* What the task asks *
Determine the number of lines containing the word "text", and state that figure alone.
==================================================
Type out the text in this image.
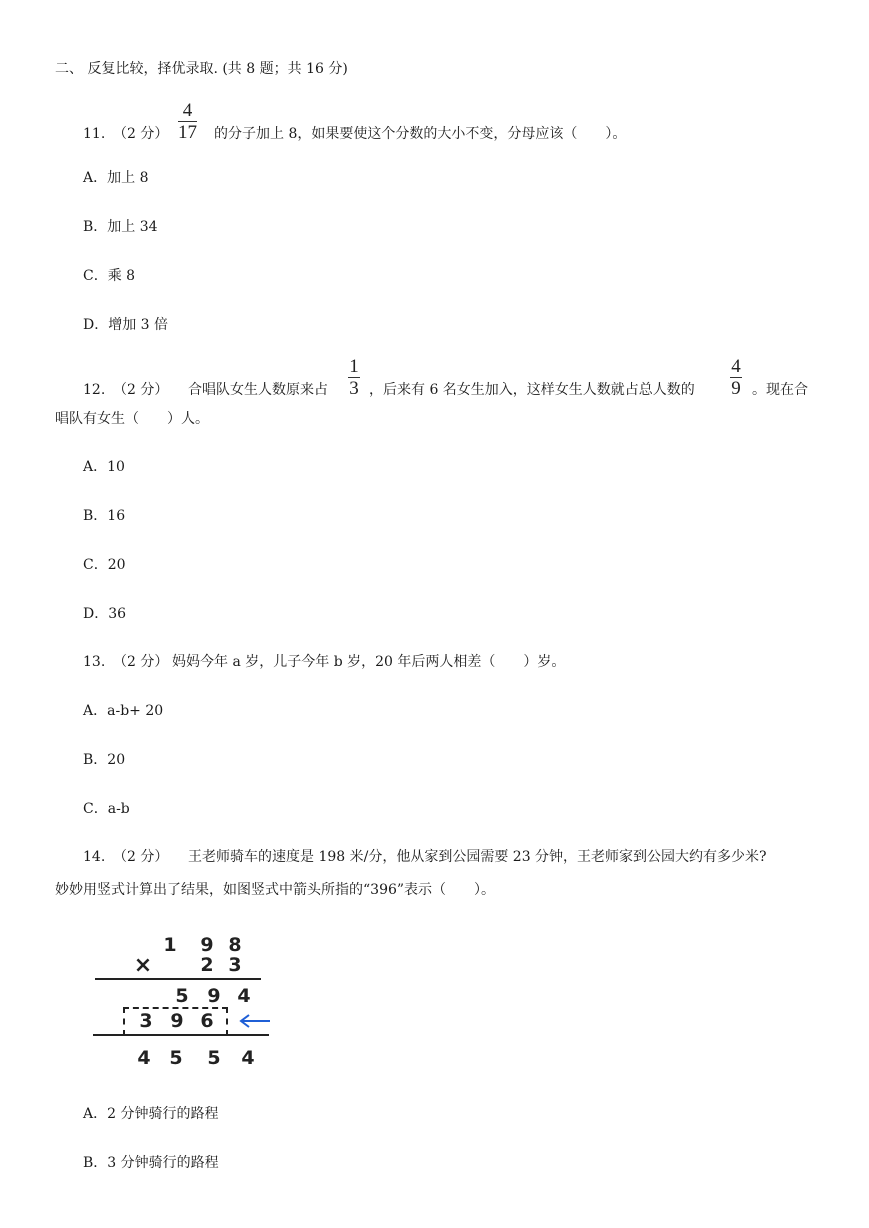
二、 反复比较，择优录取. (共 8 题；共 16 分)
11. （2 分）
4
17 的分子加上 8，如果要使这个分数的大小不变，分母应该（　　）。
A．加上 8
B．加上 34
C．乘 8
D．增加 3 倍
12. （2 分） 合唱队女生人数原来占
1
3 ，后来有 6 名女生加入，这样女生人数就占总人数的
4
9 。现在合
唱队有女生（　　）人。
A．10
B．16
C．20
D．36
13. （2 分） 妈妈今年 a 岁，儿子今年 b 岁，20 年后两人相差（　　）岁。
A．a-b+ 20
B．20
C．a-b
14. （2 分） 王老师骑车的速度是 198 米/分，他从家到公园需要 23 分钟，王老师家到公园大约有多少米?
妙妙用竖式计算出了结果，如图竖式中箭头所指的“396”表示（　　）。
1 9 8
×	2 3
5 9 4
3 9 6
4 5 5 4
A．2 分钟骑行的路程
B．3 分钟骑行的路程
==================================================
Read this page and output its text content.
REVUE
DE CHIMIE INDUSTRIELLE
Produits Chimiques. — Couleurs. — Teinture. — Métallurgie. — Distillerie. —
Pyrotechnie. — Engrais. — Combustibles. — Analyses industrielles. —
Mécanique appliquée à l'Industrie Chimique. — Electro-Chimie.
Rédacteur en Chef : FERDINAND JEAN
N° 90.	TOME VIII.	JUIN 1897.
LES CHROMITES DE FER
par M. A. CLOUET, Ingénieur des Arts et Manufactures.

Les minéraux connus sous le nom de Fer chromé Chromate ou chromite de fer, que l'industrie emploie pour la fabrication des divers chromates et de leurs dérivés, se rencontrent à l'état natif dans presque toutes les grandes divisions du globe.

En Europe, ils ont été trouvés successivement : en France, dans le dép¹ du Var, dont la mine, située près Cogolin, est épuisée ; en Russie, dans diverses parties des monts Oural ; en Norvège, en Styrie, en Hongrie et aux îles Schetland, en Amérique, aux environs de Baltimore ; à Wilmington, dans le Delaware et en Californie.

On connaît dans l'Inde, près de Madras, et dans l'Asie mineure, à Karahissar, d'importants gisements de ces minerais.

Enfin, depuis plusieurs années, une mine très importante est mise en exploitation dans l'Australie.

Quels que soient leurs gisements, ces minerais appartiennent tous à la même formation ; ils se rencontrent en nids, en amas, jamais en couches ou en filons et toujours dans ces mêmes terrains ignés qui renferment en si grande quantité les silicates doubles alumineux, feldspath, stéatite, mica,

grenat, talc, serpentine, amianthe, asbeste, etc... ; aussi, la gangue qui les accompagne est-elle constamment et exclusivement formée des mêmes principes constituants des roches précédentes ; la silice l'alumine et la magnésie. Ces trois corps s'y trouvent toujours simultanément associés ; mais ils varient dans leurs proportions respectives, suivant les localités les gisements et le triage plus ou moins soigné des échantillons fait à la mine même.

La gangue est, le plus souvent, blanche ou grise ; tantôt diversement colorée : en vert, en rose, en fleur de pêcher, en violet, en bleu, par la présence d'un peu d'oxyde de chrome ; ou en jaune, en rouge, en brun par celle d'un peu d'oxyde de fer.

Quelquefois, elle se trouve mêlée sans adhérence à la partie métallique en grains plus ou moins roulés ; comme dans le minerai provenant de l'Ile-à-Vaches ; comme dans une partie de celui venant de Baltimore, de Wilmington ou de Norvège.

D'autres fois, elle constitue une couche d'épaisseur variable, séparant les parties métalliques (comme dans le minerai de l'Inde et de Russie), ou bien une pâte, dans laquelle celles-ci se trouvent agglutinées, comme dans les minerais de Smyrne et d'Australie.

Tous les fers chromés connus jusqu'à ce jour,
==================================================
* Task result *
2